Write the data out again, exactly as given.

(Figure record extracts)
****************

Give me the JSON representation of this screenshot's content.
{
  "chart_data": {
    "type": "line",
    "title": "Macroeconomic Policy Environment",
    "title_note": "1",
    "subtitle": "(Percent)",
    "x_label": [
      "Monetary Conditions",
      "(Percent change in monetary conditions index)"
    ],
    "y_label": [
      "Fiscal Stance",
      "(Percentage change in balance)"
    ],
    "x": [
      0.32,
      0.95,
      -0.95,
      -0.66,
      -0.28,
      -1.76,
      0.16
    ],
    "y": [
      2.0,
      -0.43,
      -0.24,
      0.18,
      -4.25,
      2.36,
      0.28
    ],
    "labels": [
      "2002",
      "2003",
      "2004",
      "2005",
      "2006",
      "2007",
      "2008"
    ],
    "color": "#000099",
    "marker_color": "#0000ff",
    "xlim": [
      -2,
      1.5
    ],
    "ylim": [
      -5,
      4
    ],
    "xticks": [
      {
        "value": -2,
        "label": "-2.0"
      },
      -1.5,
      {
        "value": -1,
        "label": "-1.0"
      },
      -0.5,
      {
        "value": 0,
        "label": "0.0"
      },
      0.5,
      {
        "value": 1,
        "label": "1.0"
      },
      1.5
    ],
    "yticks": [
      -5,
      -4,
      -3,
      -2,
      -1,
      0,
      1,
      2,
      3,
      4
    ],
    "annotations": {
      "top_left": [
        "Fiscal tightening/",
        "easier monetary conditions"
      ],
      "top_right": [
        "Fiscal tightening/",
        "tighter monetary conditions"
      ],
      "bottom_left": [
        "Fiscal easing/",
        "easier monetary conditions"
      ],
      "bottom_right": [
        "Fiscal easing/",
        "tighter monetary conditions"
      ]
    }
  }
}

****************

» **Final result**
Give me the JSON representation of this screenshot's content.
{
  "chart_data": {
    "type": "line",
    "title": "Macroeconomic Policy Environment",
    "title_note": "1",
    "subtitle": "(Percent)",
    "x_label": [
      "Monetary Conditions",
      "(Percent change in monetary conditions index)"
    ],
    "y_label": [
      "Fiscal Stance",
      "(Percentage change in balance)"
    ],
    "x": [
      0.32,
      0.95,
      -0.95,
      -0.66,
      -0.28,
      -1.76,
      0.16
    ],
    "y": [
      2.0,
      -0.43,
      -0.24,
      0.18,
      -4.25,
      2.36,
      0.28
    ],
    "labels": [
      "2002",
      "2003",
      "2004",
      "2005",
      "2006",
      "2007",
      "2008"
    ],
    "color": "#000099",
    "marker_color": "#0000ff",
    "xlim": [
      -2,
      1.5
    ],
    "ylim": [
      -5,
      4
    ],
    "xticks": [
      {
        "value": -2,
        "label": "-2.0"
      },
      -1.5,
      {
        "value": -1,
        "label": "-1.0"
      },
      -0.5,
      {
        "value": 0,
        "label": "0.0"
      },
      0.5,
      {
        "value": 1,
        "label": "1.0"
      },
      1.5
    ],
    "yticks": [
      -5,
      -4,
      -3,
      -2,
      -1,
      0,
      1,
      2,
      3,
      4
    ],
    "annotations": {
      "top_left": [
        "Fiscal tightening/",
        "easier monetary conditions"
      ],
      "top_right": [
        "Fiscal tightening/",
        "tighter monetary conditions"
      ],
      "bottom_left": [
        "Fiscal easing/",
        "easier monetary conditions"
      ],
      "bottom_right": [
        "Fiscal easing/",
        "tighter monetary conditions"
      ]
    }
  }
}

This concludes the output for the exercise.